## [Task goal]
Which lines hold the string "Economies"? Copy every one of them.

## [Records]
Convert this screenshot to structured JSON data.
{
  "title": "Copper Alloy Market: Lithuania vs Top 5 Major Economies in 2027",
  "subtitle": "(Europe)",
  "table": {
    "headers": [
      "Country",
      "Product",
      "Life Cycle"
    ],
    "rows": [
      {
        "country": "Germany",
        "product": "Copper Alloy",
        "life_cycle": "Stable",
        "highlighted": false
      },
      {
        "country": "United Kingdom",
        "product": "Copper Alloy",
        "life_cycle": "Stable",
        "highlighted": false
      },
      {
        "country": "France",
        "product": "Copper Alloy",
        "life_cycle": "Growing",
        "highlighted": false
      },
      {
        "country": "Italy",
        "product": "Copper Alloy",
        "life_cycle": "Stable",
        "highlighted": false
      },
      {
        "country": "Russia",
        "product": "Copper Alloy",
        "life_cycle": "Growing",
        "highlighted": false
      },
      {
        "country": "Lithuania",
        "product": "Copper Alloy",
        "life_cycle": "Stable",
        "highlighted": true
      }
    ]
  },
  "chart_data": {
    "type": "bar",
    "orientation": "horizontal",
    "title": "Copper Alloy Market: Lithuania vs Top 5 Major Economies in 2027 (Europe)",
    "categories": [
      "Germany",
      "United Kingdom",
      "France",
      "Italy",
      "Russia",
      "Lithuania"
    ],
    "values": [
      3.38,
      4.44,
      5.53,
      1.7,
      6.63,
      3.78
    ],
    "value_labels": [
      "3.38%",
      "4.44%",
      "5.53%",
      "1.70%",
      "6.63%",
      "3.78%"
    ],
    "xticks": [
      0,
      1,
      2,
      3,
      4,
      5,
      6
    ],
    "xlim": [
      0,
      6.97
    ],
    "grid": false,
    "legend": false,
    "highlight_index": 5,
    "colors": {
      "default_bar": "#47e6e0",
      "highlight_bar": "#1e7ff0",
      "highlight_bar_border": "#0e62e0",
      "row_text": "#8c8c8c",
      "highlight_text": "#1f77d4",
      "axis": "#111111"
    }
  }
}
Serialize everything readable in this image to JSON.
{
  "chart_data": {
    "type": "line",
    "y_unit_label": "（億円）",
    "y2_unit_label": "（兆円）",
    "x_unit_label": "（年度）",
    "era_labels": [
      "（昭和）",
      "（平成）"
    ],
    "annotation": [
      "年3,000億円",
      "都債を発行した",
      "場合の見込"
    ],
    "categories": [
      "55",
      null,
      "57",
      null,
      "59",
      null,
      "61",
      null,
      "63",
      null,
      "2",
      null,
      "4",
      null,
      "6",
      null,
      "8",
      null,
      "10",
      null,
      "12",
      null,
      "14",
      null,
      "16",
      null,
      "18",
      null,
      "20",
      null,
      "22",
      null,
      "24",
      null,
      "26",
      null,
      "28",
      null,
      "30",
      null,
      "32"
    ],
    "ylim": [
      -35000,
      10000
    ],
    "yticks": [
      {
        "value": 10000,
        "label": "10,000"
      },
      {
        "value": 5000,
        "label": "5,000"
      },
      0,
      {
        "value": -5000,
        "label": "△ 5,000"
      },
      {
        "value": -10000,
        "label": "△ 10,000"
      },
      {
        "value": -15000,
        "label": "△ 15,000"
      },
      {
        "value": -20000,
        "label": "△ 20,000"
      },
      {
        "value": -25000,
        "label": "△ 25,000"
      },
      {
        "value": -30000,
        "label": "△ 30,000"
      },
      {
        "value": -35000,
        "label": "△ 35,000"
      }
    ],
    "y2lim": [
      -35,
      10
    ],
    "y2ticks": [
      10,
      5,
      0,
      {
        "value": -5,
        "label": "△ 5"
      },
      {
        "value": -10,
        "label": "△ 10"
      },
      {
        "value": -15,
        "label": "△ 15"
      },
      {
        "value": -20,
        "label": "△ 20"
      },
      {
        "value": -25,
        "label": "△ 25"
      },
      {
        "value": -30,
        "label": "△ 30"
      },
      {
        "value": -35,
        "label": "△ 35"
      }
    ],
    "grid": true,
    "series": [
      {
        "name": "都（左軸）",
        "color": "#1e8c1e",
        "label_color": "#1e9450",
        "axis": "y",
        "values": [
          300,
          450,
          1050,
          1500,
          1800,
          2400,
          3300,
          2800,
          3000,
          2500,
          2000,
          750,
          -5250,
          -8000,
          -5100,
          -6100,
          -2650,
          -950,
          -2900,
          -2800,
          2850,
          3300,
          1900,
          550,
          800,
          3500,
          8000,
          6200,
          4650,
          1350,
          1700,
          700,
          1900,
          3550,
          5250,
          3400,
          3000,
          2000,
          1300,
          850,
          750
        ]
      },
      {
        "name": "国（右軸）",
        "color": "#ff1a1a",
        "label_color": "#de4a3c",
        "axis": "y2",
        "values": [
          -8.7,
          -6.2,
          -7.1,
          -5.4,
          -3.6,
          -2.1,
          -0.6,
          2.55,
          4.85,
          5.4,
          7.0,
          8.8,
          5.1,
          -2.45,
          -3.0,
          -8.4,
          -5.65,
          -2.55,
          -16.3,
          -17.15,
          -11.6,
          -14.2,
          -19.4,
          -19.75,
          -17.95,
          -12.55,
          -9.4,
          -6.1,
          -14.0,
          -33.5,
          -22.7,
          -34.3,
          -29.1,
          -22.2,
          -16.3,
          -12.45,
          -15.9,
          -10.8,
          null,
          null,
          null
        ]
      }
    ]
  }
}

## [Output below]
  "title": "Copper Alloy Market: Lithuania vs Top 5 Major Economies in 2027",
    "title": "Copper Alloy Market: Lithuania vs Top 5 Major Economies in 2027 (Europe)",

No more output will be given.